Data to process -
------------------------------------
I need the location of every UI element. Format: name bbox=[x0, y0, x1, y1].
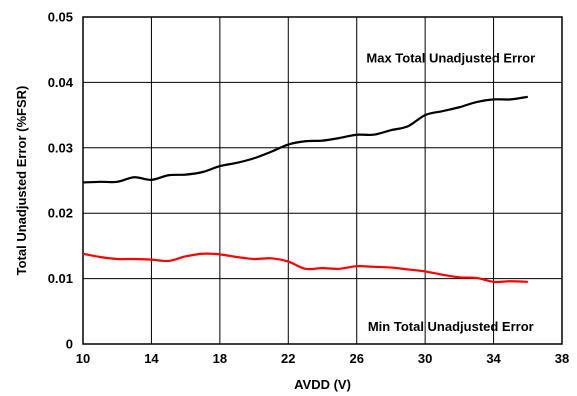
y-tick-label: 0.05 bbox=[48, 10, 73, 25]
annotation-2: Min Total Unadjusted Error bbox=[368, 319, 534, 334]
y-axis-label: Total Unadjusted Error (%FSR) bbox=[14, 86, 29, 276]
y-tick-label: 0.04 bbox=[48, 75, 74, 90]
x-tick-label: 26 bbox=[349, 351, 363, 366]
series-line-1 bbox=[82, 95, 528, 184]
x-tick-label: 14 bbox=[144, 351, 159, 366]
x-tick-label: 10 bbox=[76, 351, 90, 366]
x-tick-labels: 10 14 18 22 26 30 34 38 bbox=[76, 351, 569, 366]
y-tick-label: 0 bbox=[66, 337, 73, 352]
x-tick-label: 18 bbox=[213, 351, 227, 366]
plot-frame bbox=[82, 16, 563, 345]
y-tick-labels: 0 0.01 0.02 0.03 0.04 0.05 bbox=[48, 10, 74, 352]
y-tick-label: 0.01 bbox=[48, 271, 73, 286]
x-tick-label: 30 bbox=[418, 351, 432, 366]
series-line-2 bbox=[82, 252, 528, 284]
x-axis-label: AVDD (V) bbox=[294, 377, 351, 392]
x-tick-label: 22 bbox=[281, 351, 295, 366]
annotations: Max Total Unadjusted Error Min Total Unad… bbox=[366, 51, 535, 334]
x-tick-label: 38 bbox=[555, 351, 569, 366]
x-tick-label: 34 bbox=[486, 351, 501, 366]
annotation-1: Max Total Unadjusted Error bbox=[366, 51, 535, 66]
y-tick-label: 0.02 bbox=[48, 206, 73, 221]
grid bbox=[83, 17, 562, 344]
series-layer bbox=[82, 95, 528, 284]
y-tick-label: 0.03 bbox=[48, 140, 73, 155]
------------------------------------
Do this - Copy out every one of the entries above word for word, and omit the picture line from your copy.

Correct answer -
I need the location of every UI element. Format: name bbox=[x0, y0, x1, y1].
y-tick-label: 0.05 bbox=[48, 10, 73, 25]
annotation-2: Min Total Unadjusted Error bbox=[368, 319, 534, 334]
y-axis-label: Total Unadjusted Error (%FSR) bbox=[14, 86, 29, 276]
y-tick-label: 0.04 bbox=[48, 75, 74, 90]
x-tick-label: 26 bbox=[349, 351, 363, 366]
series-line-1 bbox=[82, 95, 528, 184]
x-tick-label: 14 bbox=[144, 351, 159, 366]
x-tick-label: 10 bbox=[76, 351, 90, 366]
x-tick-labels: 10 14 18 22 26 30 34 38 bbox=[76, 351, 569, 366]
y-tick-label: 0 bbox=[66, 337, 73, 352]
x-tick-label: 18 bbox=[213, 351, 227, 366]
plot-frame bbox=[82, 16, 563, 345]
y-tick-labels: 0 0.01 0.02 0.03 0.04 0.05 bbox=[48, 10, 74, 352]
y-tick-label: 0.01 bbox=[48, 271, 73, 286]
x-tick-label: 30 bbox=[418, 351, 432, 366]
series-line-2 bbox=[82, 252, 528, 284]
x-axis-label: AVDD (V) bbox=[294, 377, 351, 392]
x-tick-label: 22 bbox=[281, 351, 295, 366]
annotations: Max Total Unadjusted Error Min Total Unad… bbox=[366, 51, 535, 334]
x-tick-label: 38 bbox=[555, 351, 569, 366]
x-tick-label: 34 bbox=[486, 351, 501, 366]
annotation-1: Max Total Unadjusted Error bbox=[366, 51, 535, 66]
y-tick-label: 0.02 bbox=[48, 206, 73, 221]
grid bbox=[83, 17, 562, 344]
series-layer bbox=[82, 95, 528, 284]
y-tick-label: 0.03 bbox=[48, 140, 73, 155]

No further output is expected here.